= RECORDS PROVIDED =

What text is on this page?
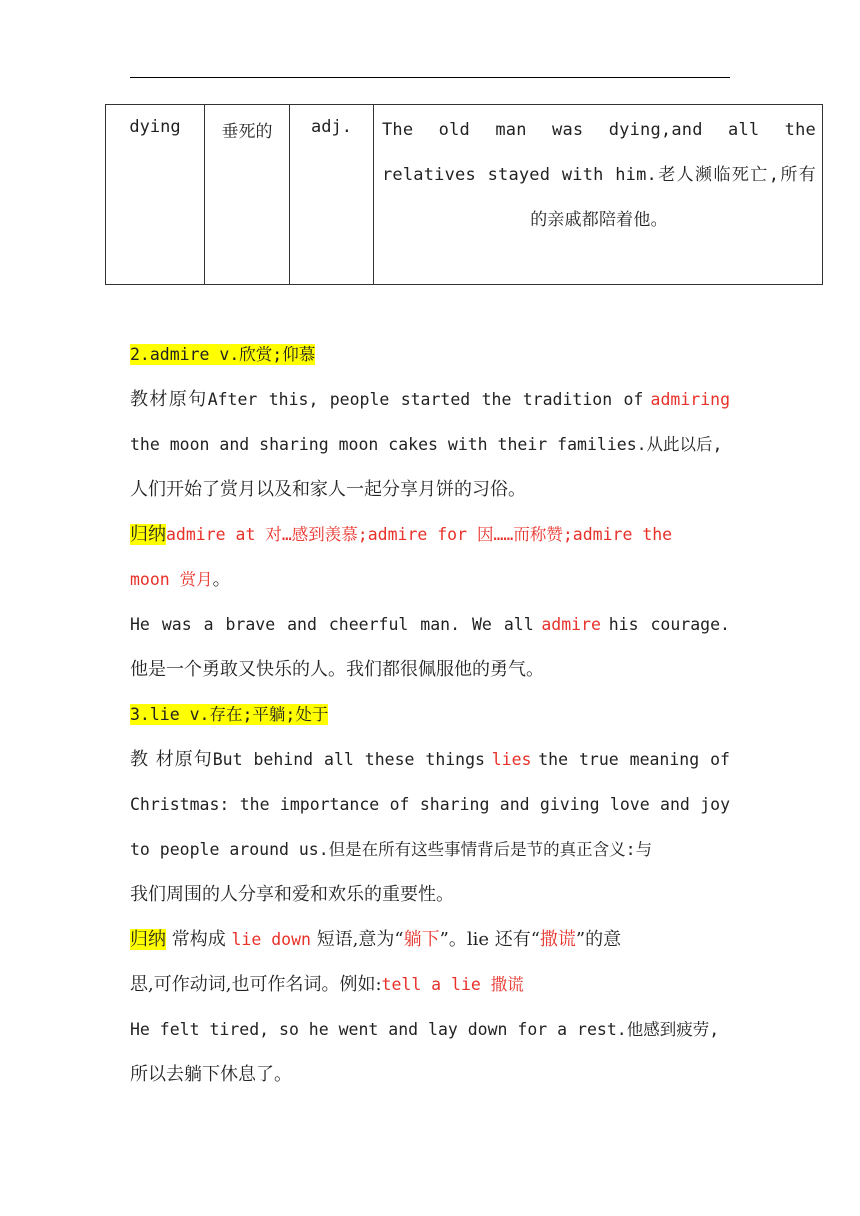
dying	垂死的	adj.	The old man was dying,and all the relatives stayed with him.老人濒临死亡,所有的亲戚都陪着他。
2.admire v.欣赏;仰慕
教材原句After this, people started the tradition of admiring
the moon and sharing moon cakes with their families.从此以后,
人们开始了赏月以及和家人一起分享月饼的习俗。
归纳admire at 对…感到羡慕;admire for 因……而称赞;admire the
moon 赏月。
He was a brave and cheerful man. We all admire his courage.
他是一个勇敢又快乐的人。我们都很佩服他的勇气。
3.lie v.存在;平躺;处于
教 材原句But behind all these things lies the true meaning of
Christmas: the importance of sharing and giving love and joy
to people around us.但是在所有这些事情背后是节的真正含义:与
我们周围的人分享和爱和欢乐的重要性。
归纳 常构成 lie down 短语,意为“躺下”。lie 还有“撒谎”的意
思,可作动词,也可作名词。例如:tell a lie 撒谎
He felt tired, so he went and lay down for a rest.他感到疲劳,
所以去躺下休息了。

= REQUIREMENT =
In the listing above, how many lines hold the word "down"? Give the number and nothing more.

= RESPONSE FOR THIS EXERCISE =
2